--- start of Listed entries ---
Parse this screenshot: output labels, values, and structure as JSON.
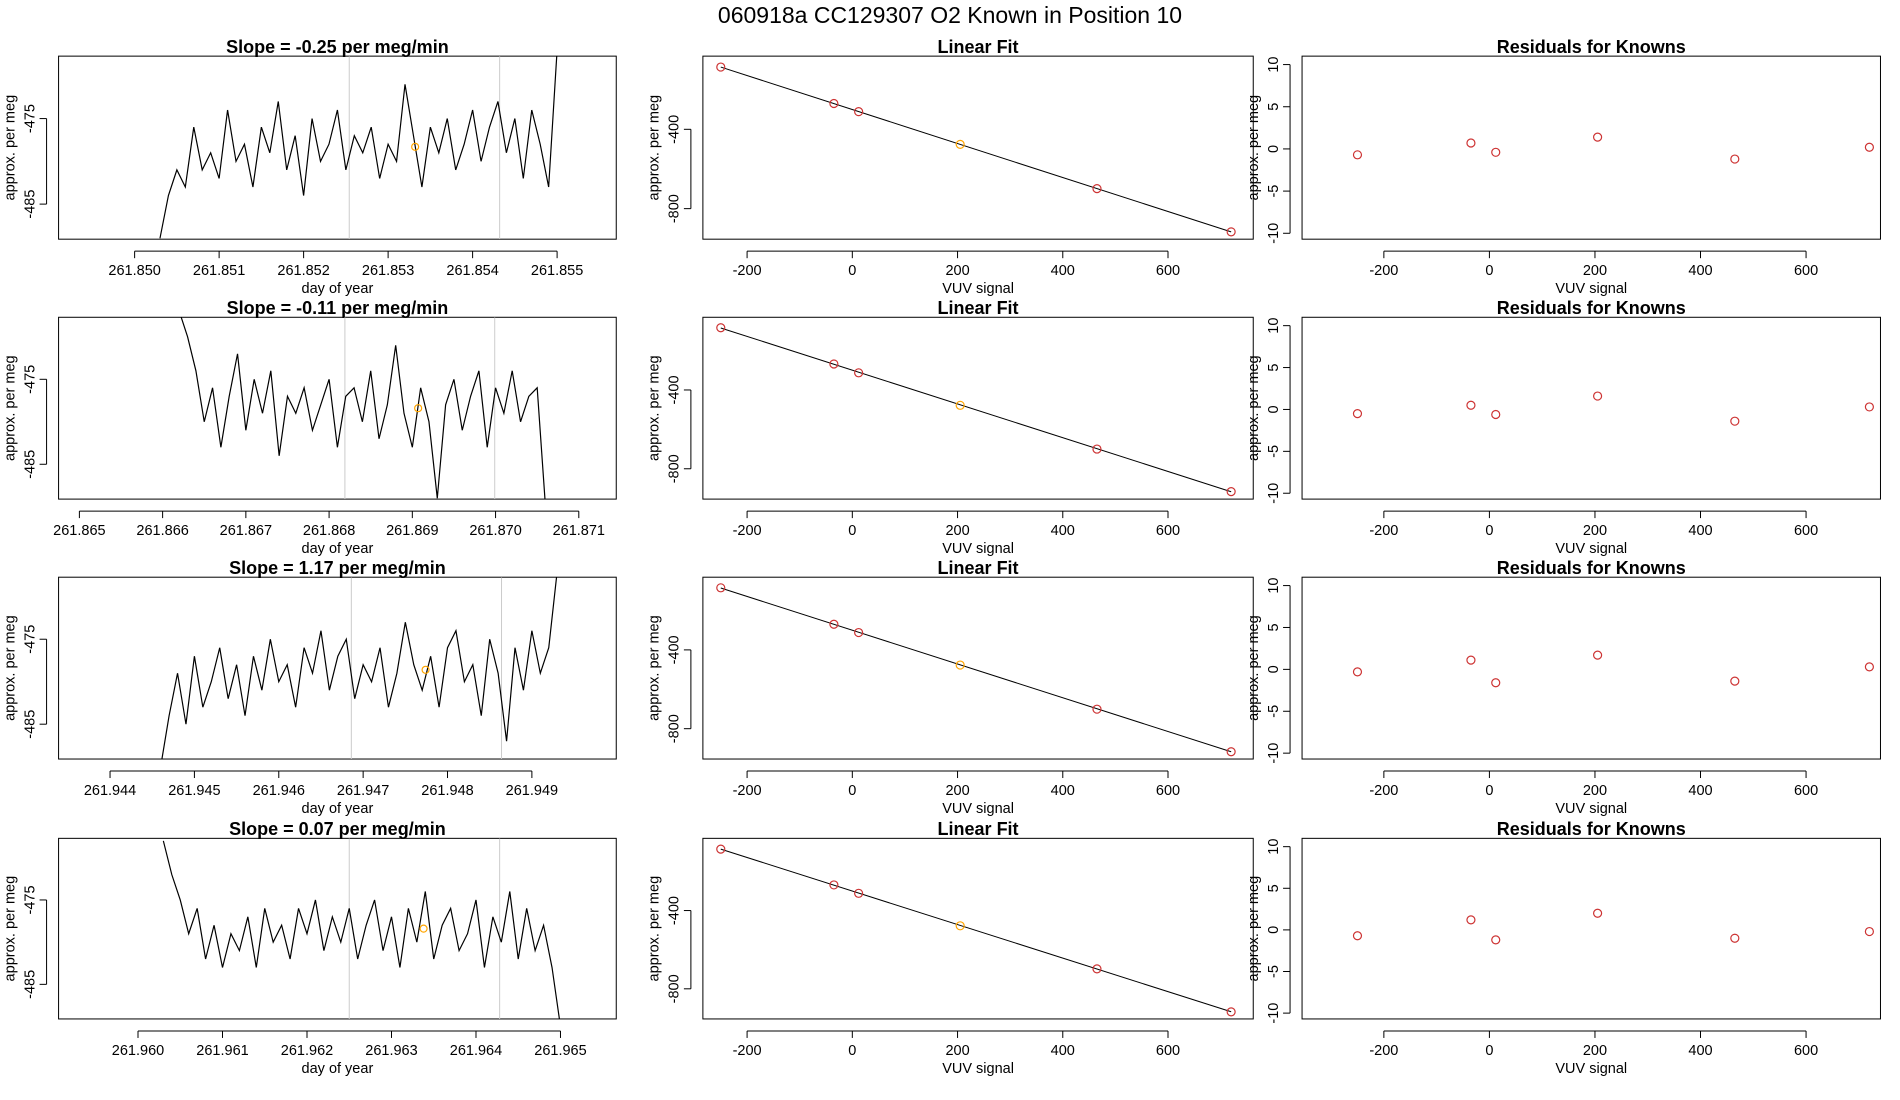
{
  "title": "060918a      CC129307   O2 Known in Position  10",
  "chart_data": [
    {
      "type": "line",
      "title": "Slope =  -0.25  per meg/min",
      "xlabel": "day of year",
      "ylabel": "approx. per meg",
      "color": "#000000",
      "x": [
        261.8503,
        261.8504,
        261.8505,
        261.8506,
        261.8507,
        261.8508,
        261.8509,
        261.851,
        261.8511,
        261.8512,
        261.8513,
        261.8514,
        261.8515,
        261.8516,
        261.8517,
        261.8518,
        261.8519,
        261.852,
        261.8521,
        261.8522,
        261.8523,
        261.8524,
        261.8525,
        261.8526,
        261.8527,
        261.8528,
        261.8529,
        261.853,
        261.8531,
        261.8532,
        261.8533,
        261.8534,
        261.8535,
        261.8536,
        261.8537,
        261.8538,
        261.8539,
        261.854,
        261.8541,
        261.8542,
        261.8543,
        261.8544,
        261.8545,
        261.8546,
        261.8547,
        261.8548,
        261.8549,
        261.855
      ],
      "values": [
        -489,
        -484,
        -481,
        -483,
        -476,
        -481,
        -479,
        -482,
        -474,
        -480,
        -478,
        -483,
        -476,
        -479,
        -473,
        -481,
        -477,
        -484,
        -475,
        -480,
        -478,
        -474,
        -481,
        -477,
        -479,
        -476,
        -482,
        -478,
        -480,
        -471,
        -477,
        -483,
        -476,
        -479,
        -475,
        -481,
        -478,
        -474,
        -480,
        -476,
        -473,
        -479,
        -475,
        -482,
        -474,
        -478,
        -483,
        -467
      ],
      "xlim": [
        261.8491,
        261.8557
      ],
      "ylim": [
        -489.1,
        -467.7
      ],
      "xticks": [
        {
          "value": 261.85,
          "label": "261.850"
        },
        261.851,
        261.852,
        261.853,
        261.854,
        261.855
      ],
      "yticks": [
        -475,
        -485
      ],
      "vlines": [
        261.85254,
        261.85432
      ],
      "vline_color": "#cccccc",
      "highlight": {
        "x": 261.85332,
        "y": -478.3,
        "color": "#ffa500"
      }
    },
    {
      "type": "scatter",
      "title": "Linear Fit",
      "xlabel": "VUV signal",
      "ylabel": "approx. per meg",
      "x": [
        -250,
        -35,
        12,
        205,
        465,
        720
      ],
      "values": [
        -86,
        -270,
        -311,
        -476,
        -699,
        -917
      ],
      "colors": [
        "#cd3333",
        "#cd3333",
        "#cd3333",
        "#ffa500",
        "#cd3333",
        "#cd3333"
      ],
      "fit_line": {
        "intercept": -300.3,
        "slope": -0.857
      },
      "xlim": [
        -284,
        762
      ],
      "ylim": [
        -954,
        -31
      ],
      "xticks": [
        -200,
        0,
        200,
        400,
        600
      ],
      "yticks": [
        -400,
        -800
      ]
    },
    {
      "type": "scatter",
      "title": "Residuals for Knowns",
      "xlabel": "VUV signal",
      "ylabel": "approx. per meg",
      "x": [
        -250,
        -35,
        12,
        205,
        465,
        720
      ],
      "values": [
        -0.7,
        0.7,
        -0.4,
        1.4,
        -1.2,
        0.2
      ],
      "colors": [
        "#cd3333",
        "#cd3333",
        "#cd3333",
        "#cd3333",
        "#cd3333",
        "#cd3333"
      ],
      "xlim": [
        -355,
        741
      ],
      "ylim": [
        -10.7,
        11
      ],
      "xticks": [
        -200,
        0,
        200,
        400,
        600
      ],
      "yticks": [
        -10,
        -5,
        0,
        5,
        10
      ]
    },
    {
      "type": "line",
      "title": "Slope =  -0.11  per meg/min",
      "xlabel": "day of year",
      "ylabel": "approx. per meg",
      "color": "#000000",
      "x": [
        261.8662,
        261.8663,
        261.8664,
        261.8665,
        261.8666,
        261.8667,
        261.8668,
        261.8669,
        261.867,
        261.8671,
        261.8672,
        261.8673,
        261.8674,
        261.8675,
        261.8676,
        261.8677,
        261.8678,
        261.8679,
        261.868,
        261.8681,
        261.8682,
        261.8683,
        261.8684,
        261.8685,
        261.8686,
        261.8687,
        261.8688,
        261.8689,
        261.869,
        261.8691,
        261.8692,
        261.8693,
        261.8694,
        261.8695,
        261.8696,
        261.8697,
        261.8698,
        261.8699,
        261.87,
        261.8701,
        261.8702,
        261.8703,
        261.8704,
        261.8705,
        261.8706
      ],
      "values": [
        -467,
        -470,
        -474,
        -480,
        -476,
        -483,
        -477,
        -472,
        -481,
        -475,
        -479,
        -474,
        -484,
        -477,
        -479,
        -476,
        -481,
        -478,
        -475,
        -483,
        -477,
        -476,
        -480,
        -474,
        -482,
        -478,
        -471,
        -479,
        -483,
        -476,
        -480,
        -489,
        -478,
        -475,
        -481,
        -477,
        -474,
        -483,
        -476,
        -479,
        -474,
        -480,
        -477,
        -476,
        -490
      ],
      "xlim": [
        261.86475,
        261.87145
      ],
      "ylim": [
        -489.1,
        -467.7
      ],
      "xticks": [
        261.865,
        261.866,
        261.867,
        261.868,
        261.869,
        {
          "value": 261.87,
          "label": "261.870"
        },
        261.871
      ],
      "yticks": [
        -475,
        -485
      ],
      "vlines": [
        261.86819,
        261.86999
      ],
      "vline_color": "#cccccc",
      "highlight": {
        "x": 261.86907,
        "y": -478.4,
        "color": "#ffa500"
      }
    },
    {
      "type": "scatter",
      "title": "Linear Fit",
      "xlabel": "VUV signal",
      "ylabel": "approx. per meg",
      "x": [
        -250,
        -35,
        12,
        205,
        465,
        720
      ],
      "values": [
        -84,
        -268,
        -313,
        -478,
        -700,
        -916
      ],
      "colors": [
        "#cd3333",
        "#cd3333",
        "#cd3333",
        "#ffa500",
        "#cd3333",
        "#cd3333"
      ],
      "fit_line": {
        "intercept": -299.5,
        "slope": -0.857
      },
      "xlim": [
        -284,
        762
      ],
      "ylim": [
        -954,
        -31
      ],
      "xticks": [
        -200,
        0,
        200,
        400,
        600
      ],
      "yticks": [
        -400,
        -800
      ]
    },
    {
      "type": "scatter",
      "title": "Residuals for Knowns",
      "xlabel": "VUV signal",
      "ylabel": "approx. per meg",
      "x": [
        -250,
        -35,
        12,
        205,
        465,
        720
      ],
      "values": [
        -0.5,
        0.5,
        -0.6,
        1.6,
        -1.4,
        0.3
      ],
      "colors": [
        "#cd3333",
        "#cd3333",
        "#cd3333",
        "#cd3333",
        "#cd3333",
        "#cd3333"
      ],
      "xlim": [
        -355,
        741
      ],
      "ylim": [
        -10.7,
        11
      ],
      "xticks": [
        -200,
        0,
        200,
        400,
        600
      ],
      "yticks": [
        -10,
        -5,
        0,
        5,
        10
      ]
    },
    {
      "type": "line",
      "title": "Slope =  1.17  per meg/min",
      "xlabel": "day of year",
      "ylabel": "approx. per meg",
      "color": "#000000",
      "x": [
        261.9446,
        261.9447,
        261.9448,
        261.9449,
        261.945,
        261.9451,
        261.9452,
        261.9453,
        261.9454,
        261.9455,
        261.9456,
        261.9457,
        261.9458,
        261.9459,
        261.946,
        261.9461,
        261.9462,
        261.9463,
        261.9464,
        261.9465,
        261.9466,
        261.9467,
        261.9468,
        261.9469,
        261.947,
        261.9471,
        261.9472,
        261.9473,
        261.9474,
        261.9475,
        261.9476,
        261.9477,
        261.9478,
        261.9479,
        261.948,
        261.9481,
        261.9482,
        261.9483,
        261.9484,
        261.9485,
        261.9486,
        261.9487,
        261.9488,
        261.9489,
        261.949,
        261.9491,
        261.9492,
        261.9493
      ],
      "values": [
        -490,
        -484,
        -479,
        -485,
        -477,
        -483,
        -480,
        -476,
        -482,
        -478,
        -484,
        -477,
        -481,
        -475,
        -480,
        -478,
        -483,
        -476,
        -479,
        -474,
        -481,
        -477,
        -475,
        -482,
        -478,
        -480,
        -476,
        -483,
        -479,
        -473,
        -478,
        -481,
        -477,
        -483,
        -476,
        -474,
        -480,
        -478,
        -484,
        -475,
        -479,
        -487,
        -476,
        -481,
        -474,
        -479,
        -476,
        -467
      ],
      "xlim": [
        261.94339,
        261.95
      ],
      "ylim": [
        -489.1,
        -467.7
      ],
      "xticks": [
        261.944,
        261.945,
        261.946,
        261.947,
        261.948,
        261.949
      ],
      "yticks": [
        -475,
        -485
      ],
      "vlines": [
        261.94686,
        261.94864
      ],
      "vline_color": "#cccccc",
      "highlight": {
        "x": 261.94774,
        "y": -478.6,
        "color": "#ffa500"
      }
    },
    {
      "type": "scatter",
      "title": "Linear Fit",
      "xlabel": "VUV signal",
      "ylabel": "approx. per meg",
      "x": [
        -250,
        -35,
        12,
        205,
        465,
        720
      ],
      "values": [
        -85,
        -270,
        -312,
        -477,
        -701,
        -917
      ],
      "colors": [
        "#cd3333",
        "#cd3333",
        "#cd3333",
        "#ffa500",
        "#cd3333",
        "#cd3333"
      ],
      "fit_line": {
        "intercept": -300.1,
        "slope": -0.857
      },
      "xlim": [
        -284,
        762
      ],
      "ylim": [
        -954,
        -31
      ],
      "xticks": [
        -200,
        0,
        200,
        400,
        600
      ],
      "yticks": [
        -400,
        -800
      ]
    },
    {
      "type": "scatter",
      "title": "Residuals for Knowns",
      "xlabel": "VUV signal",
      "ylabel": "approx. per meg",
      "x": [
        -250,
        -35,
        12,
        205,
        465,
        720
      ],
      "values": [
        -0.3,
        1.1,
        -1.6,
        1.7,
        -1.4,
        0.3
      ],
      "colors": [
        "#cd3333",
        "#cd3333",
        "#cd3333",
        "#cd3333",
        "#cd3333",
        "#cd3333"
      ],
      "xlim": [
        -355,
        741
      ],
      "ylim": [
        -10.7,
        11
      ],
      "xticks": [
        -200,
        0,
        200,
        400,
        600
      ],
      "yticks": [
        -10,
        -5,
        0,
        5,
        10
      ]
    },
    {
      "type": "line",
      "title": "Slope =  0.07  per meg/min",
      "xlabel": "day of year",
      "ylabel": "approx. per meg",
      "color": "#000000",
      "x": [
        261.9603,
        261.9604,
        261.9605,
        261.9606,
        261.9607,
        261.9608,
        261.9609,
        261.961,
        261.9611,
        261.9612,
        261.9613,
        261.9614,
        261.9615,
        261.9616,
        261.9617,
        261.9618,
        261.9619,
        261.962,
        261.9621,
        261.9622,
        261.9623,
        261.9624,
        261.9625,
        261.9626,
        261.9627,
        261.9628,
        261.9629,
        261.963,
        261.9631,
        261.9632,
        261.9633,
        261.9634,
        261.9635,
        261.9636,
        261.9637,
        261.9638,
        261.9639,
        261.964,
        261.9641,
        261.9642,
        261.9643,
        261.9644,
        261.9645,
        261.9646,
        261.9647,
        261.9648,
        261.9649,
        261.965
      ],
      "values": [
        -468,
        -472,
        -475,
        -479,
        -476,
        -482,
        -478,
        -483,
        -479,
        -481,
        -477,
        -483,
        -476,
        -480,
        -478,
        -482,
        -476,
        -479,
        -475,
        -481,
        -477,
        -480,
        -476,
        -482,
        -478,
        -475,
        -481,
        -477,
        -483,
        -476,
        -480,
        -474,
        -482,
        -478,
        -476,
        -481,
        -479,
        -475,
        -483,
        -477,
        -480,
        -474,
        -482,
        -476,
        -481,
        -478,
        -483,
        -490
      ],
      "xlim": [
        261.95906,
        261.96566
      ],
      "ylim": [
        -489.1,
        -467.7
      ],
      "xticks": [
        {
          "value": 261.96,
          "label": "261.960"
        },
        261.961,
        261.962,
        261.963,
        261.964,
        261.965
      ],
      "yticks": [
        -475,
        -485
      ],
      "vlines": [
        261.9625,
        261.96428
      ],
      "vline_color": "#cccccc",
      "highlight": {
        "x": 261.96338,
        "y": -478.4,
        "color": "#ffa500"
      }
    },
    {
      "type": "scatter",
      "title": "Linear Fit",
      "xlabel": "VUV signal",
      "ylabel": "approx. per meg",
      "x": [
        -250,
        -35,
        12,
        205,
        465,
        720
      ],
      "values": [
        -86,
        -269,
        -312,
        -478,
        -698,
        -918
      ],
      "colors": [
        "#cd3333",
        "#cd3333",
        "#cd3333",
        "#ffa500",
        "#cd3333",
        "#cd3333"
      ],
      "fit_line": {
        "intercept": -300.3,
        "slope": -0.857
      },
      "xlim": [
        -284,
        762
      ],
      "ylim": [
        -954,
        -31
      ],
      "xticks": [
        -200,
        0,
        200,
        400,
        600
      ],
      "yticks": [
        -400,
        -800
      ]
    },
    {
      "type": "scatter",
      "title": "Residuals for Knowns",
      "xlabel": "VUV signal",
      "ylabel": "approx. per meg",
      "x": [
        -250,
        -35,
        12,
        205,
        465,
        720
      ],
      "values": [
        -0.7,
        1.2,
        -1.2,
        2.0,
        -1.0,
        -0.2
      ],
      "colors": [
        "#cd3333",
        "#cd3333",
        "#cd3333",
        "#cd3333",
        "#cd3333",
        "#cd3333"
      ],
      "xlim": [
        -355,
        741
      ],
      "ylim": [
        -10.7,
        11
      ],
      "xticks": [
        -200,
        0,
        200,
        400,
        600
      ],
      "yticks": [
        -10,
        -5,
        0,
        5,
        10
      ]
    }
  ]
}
--- end of Listed entries ---
▸ **Task objective**: Identify each line in the records above containing the word "intercept"; copy those lines.

▸ **Response**:
        "intercept": -300.3,
        "intercept": -299.5,
        "intercept": -300.1,
        "intercept": -300.3,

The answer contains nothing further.